WHAT TO WORK ON
The answer is a single number: how many lines hold the string "your".

STORED ROWS
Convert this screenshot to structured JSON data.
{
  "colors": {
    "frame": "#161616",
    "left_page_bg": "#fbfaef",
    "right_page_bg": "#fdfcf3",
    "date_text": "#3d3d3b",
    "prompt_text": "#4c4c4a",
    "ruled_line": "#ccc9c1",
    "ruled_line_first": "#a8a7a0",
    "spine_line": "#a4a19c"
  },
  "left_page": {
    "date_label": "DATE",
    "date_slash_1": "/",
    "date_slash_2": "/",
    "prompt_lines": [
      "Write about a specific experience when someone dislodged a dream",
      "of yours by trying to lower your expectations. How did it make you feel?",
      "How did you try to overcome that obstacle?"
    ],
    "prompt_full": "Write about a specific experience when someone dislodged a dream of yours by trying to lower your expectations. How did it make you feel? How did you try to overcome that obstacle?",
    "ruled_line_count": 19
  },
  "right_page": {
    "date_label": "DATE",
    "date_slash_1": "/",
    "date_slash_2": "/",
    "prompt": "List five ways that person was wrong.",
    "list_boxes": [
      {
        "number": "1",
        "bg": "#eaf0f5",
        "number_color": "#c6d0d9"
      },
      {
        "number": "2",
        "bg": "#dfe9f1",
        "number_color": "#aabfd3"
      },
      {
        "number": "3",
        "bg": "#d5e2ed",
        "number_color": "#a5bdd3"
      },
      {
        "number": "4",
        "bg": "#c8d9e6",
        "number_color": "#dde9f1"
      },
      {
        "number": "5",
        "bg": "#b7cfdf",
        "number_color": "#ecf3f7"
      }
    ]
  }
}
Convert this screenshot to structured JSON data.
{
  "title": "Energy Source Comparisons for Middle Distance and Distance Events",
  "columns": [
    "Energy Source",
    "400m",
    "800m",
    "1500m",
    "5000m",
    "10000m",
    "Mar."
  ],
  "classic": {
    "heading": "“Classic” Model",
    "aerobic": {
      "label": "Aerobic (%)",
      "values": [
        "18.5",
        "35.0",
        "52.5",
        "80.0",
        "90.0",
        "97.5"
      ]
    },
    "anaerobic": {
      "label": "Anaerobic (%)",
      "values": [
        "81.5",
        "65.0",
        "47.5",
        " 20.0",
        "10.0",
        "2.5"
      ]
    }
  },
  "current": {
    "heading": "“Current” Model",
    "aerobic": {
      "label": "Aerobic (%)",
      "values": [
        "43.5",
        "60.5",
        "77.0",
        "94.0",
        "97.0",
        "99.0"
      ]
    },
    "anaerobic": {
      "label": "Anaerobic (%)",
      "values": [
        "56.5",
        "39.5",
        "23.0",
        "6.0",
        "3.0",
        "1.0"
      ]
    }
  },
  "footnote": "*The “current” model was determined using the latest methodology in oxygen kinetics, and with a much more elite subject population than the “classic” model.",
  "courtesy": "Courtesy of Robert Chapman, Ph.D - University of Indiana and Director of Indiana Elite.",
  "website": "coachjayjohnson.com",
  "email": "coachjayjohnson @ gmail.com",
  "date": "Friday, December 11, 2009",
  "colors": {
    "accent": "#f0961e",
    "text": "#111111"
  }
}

THE SOLUTION
2